Render the material below as a Markdown table with the columns Row and Entry, giving each line a row number and leaving out blank lines. Begin at the line that contains "chat-bubble-icon [29,302,51,320]" and stop after the line that contains "chat-subtitle: Click to join [76,313,143,328]", including only those lines.

****************************************

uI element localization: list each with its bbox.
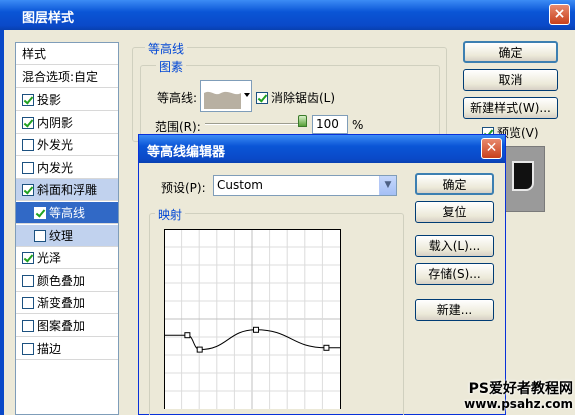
checkbox-icon[interactable] <box>22 184 34 197</box>
checkbox-icon[interactable] <box>22 252 34 265</box>
antialias-checkbox[interactable]: 消除锯齿(L) <box>256 89 335 106</box>
style-item-gradient-overlay[interactable]: 渐变叠加 <box>16 292 118 315</box>
checkbox-icon[interactable] <box>22 274 34 287</box>
curve-control-point[interactable] <box>196 346 203 353</box>
watermark-title: PS爱好者教程网 <box>468 381 573 397</box>
chevron-down-icon[interactable]: ▼ <box>379 176 396 195</box>
style-item-shadow[interactable]: 投影 <box>16 89 118 111</box>
editor-save-button[interactable]: 存储(S)... <box>415 263 494 285</box>
style-item-color-overlay[interactable]: 颜色叠加 <box>16 270 118 292</box>
range-input[interactable]: 100 <box>312 115 348 134</box>
style-item-contour[interactable]: 等高线 <box>16 202 118 224</box>
editor-new-button[interactable]: 新建... <box>415 299 494 321</box>
checkbox-icon[interactable] <box>22 116 34 129</box>
watermark-url: www.psahz.com <box>464 397 573 411</box>
style-item-outer-glow[interactable]: 外发光 <box>16 134 118 157</box>
styles-list: 样式 混合选项:自定 投影内阴影外发光内发光斜面和浮雕等高线纹理光泽颜色叠加渐变… <box>15 42 119 415</box>
ok-button[interactable]: 确定 <box>463 41 558 63</box>
checkbox-icon[interactable] <box>22 320 34 332</box>
style-item-label: 外发光 <box>37 138 74 153</box>
style-item-label: 图案叠加 <box>37 319 86 333</box>
antialias-label: 消除锯齿(L) <box>271 91 336 105</box>
style-item-label: 内阴影 <box>37 115 74 130</box>
style-item-label: 内发光 <box>37 160 74 175</box>
editor-title: 等高线编辑器 <box>147 145 226 160</box>
contour-thumbnail-icon <box>204 91 250 109</box>
preset-value: Custom <box>217 178 263 192</box>
elements-group-title: 图素 <box>156 58 187 75</box>
preset-label: 预设(P): <box>161 181 206 195</box>
styles-header[interactable]: 样式 <box>16 43 118 65</box>
contour-graph[interactable] <box>164 229 342 409</box>
cancel-button[interactable]: 取消 <box>463 69 558 91</box>
style-item-label: 纹理 <box>49 228 74 243</box>
contour-label: 等高线: <box>157 91 198 105</box>
checkbox-icon[interactable] <box>22 139 34 152</box>
window-title-bar: 图层样式 × <box>0 0 575 30</box>
checkbox-icon[interactable] <box>22 342 34 355</box>
style-item-label: 斜面和浮雕 <box>37 183 98 198</box>
editor-reset-button[interactable]: 复位 <box>415 201 494 223</box>
editor-load-button[interactable]: 载入(L)... <box>415 235 494 257</box>
style-item-label: 描边 <box>37 341 62 356</box>
style-item-label: 渐变叠加 <box>37 296 86 311</box>
contour-picker[interactable] <box>200 80 252 112</box>
blend-options-item[interactable]: 混合选项:自定 <box>16 66 118 88</box>
contour-group-title: 等高线 <box>145 40 188 57</box>
left-edge <box>0 30 4 415</box>
preset-select[interactable]: Custom ▼ <box>213 175 397 196</box>
contour-editor-dialog: 等高线编辑器 ✕ 预设(P): Custom ▼ 映射 确定 复位 载入(L).… <box>138 134 506 415</box>
checkbox-icon[interactable] <box>34 207 46 219</box>
new-style-button[interactable]: 新建样式(W)... <box>463 97 558 119</box>
preview-shape-icon <box>512 161 534 191</box>
style-item-bevel-emboss[interactable]: 斜面和浮雕 <box>16 179 118 202</box>
close-icon[interactable]: ✕ <box>481 138 502 159</box>
style-item-pattern-overlay[interactable]: 图案叠加 <box>16 315 118 337</box>
preview-swatch <box>505 146 545 212</box>
curve-control-point[interactable] <box>253 326 260 333</box>
range-label: 范围(R): <box>155 120 201 134</box>
style-item-label: 颜色叠加 <box>37 273 86 288</box>
range-slider-thumb[interactable] <box>298 115 307 127</box>
style-item-texture[interactable]: 纹理 <box>16 224 118 247</box>
editor-title-bar: 等高线编辑器 ✕ <box>139 135 505 163</box>
style-item-satin[interactable]: 光泽 <box>16 247 118 270</box>
range-slider-track[interactable] <box>205 123 305 125</box>
mapping-title: 映射 <box>155 206 186 223</box>
curve-control-point[interactable] <box>184 332 191 339</box>
checkbox-icon[interactable] <box>34 229 46 242</box>
editor-ok-button[interactable]: 确定 <box>415 173 494 195</box>
checkbox-icon[interactable] <box>22 297 34 310</box>
window-title: 图层样式 <box>22 11 75 26</box>
style-item-label: 等高线 <box>49 206 86 220</box>
style-item-label: 光泽 <box>37 251 62 266</box>
curve-control-point[interactable] <box>323 344 330 351</box>
checkbox-icon <box>256 92 268 104</box>
range-unit: % <box>352 118 364 132</box>
style-item-inner-glow[interactable]: 内发光 <box>16 157 118 179</box>
style-item-stroke[interactable]: 描边 <box>16 338 118 360</box>
checkbox-icon[interactable] <box>22 94 34 106</box>
checkbox-icon[interactable] <box>22 161 34 174</box>
style-item-inner-shadow[interactable]: 内阴影 <box>16 112 118 134</box>
style-item-label: 投影 <box>37 93 62 107</box>
close-icon[interactable]: × <box>549 4 570 25</box>
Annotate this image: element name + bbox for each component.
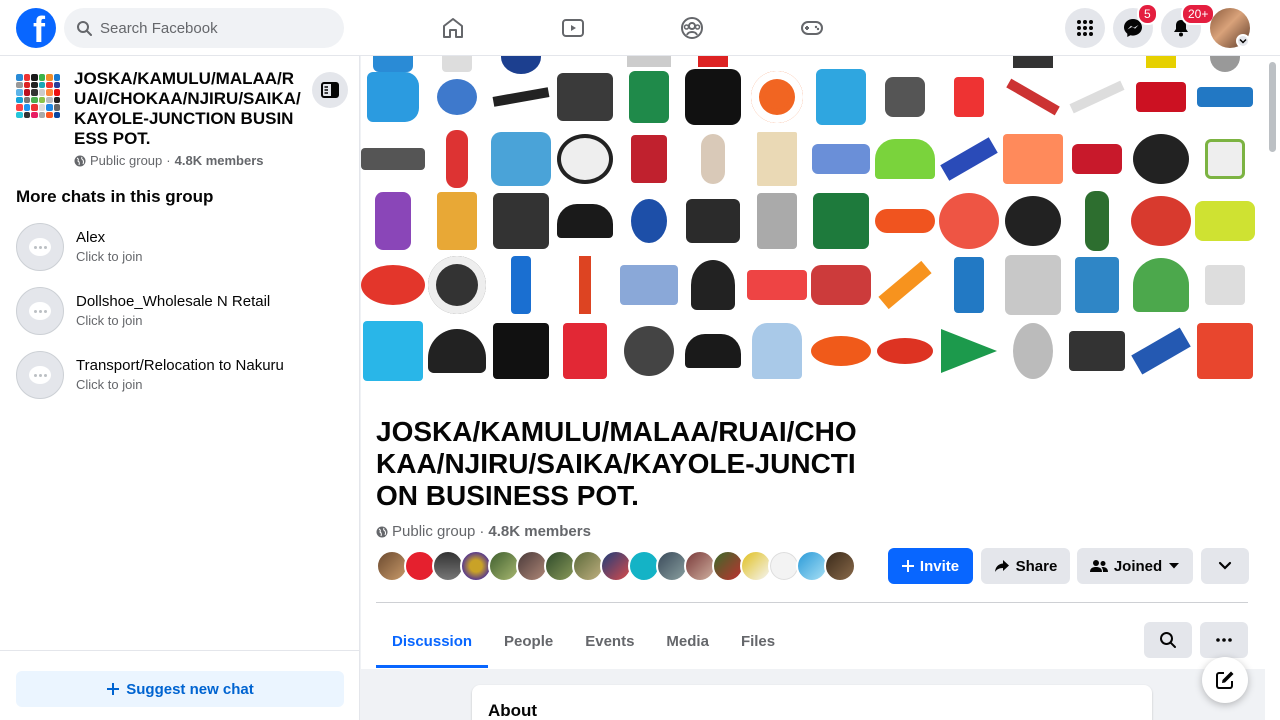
chat-bubble-icon [29,302,51,320]
search-box[interactable] [64,8,344,48]
new-message-button[interactable] [1202,657,1248,703]
collapse-sidebar-button[interactable] [312,72,348,108]
group-privacy: Public group [392,523,476,540]
member-avatar[interactable] [824,550,856,582]
chat-subtitle: Click to join [76,313,143,328]
group-chat-sidebar: JOSKA/KAMULU/MALAA/RUAI/CHOKAA/NJIRU/SAI… [0,56,360,720]
member-avatars[interactable] [376,550,856,582]
about-card: About [472,685,1152,720]
tab-files[interactable]: Files [725,614,791,668]
home-icon [443,18,463,38]
sidebar-toggle-icon [321,82,339,98]
cover-row [361,320,1265,382]
chevron-down-icon [1218,561,1232,570]
cover-row [361,128,1265,190]
cover-row [361,190,1265,252]
share-arrow-icon [994,560,1009,572]
globe-icon [376,526,388,537]
tab-events[interactable]: Events [569,614,650,668]
gaming-icon [801,21,823,35]
nav-gaming[interactable] [756,0,868,56]
messenger-badge: 5 [1137,3,1158,25]
expand-header-button[interactable] [1201,548,1249,584]
people-icon [1089,560,1108,572]
share-label: Share [1015,557,1058,575]
group-members-link[interactable]: 4.8K members [488,523,591,540]
more-dots-icon [1216,638,1232,642]
tab-discussion[interactable]: Discussion [376,614,489,668]
menu-button[interactable] [1065,8,1105,48]
group-thumbnail[interactable] [14,72,62,120]
chat-item[interactable]: Alex Click to join [8,217,352,277]
chat-subtitle: Click to join [76,377,143,392]
chat-item[interactable]: Transport/Relocation to Nakuru Click to … [8,345,352,405]
chat-bubble-icon [29,366,51,384]
group-main: JOSKA/KAMULU/MALAA/RUAI/CHOKAA/NJIRU/SAI… [361,56,1265,720]
invite-label: Invite [919,557,960,575]
more-chats-heading: More chats in this group [16,187,214,206]
chat-item[interactable]: Dollshoe_Wholesale N Retail Click to joi… [8,281,352,341]
search-icon [77,21,92,36]
about-title: About [488,701,538,720]
plus-icon [901,560,914,572]
header-divider [376,602,1248,603]
chat-avatar [16,223,64,271]
plus-icon [107,683,120,695]
sidebar-group-members[interactable]: 4.8K members [175,153,264,168]
suggest-new-chat-button[interactable]: Suggest new chat [16,671,344,707]
tab-people[interactable]: People [488,614,569,668]
chat-name: Transport/Relocation to Nakuru [76,357,284,374]
group-more-button[interactable] [1200,622,1248,658]
nav-video[interactable] [517,0,629,56]
feed-area: About [361,669,1265,720]
chat-avatar [16,287,64,335]
chat-subtitle: Click to join [76,249,143,264]
sidebar-group-meta: Public group · 4.8K members [74,153,264,168]
suggest-new-chat-label: Suggest new chat [126,680,254,698]
chat-bubble-icon [29,238,51,256]
invite-button[interactable]: Invite [888,548,973,584]
share-button[interactable]: Share [981,548,1070,584]
search-icon [1160,632,1176,648]
search-input[interactable] [100,19,320,37]
group-title[interactable]: JOSKA/KAMULU/MALAA/RUAI/CHOKAA/NJIRU/SAI… [376,416,876,512]
group-search-button[interactable] [1144,622,1192,658]
nav-groups[interactable] [636,0,748,56]
top-navigation-bar: f 5 20+ [0,0,1280,56]
sidebar-footer: Suggest new chat [0,650,360,720]
scrollbar-thumb[interactable] [1269,62,1276,152]
chat-name: Alex [76,229,106,246]
chat-name: Dollshoe_Wholesale N Retail [76,293,271,310]
nav-home[interactable] [397,0,509,56]
messenger-button[interactable]: 5 [1113,3,1158,48]
facebook-logo[interactable]: f [16,8,56,48]
cover-photo[interactable] [361,56,1265,391]
tab-media[interactable]: Media [650,614,725,668]
page-scrollbar[interactable] [1265,56,1280,720]
notifications-button[interactable]: 20+ [1161,3,1216,48]
sidebar-group-privacy: Public group [90,153,163,168]
compose-icon [1216,671,1234,689]
video-icon [562,19,584,37]
globe-icon [74,155,86,166]
sidebar-group-name[interactable]: JOSKA/KAMULU/MALAA/RUAI/CHOKAA/NJIRU/SAI… [74,69,302,149]
cover-row [361,254,1265,316]
apps-grid-icon [1077,20,1093,36]
caret-down-icon [1169,563,1180,569]
group-tabs: Discussion People Events Media Files [376,614,791,668]
joined-label: Joined [1113,557,1163,575]
groups-icon [681,17,703,39]
chat-avatar [16,351,64,399]
joined-button[interactable]: Joined [1077,548,1193,584]
group-meta: Public group · 4.8K members [376,523,591,540]
cover-row [361,66,1265,128]
account-chevron-icon[interactable] [1236,34,1250,48]
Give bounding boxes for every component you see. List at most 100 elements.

****************************************

• Full solution:
| Row | Entry |
|---|---|
| 1 | chat-bubble-icon [29,302,51,320] |
| 2 | search-box[interactable] [64,8,344,48] |
| 3 | new-message-button[interactable] [1202,657,1248,703] |
| 4 | collapse-sidebar-button[interactable] [312,72,348,108] |
| 5 | group-privacy: Public group [392,523,476,540] |
| 6 | member-avatar[interactable] [824,550,856,582] |
| 7 | chat-subtitle: Click to join [76,313,143,328] |